Source data
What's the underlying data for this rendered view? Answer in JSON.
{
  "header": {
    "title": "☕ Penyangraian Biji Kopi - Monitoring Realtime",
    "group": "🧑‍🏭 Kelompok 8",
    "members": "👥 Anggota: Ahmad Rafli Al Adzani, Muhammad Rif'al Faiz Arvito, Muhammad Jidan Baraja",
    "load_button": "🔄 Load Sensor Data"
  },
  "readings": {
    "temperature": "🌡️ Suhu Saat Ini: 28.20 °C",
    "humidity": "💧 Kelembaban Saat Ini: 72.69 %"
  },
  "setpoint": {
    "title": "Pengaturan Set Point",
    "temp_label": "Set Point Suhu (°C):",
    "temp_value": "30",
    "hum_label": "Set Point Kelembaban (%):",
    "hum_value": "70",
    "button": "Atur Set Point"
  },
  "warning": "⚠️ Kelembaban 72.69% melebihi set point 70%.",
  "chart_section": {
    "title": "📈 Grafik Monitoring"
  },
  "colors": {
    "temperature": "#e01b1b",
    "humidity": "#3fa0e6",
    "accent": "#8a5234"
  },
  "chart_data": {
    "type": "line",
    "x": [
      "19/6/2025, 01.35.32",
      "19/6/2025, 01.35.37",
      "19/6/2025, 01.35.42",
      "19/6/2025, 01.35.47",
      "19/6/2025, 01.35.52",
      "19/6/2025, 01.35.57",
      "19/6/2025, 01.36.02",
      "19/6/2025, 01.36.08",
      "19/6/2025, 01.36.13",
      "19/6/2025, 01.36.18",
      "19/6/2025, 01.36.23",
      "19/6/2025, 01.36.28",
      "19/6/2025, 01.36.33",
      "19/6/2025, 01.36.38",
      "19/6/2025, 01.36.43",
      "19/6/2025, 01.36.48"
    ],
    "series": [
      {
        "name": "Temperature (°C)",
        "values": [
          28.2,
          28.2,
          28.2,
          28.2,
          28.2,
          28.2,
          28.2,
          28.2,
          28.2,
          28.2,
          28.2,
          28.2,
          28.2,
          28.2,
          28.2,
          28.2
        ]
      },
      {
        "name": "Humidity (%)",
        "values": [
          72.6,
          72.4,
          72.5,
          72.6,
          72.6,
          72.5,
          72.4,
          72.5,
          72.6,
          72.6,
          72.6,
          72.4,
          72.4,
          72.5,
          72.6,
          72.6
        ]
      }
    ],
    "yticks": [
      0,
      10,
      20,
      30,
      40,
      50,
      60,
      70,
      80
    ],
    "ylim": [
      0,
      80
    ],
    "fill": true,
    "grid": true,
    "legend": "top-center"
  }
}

== Given exercise ==
Filter the records above and return every line that holds the word "Suhu".

== Answer in full ==
    "temperature": "🌡️ Suhu Saat Ini: 28.20 °C",
    "temp_label": "Set Point Suhu (°C):",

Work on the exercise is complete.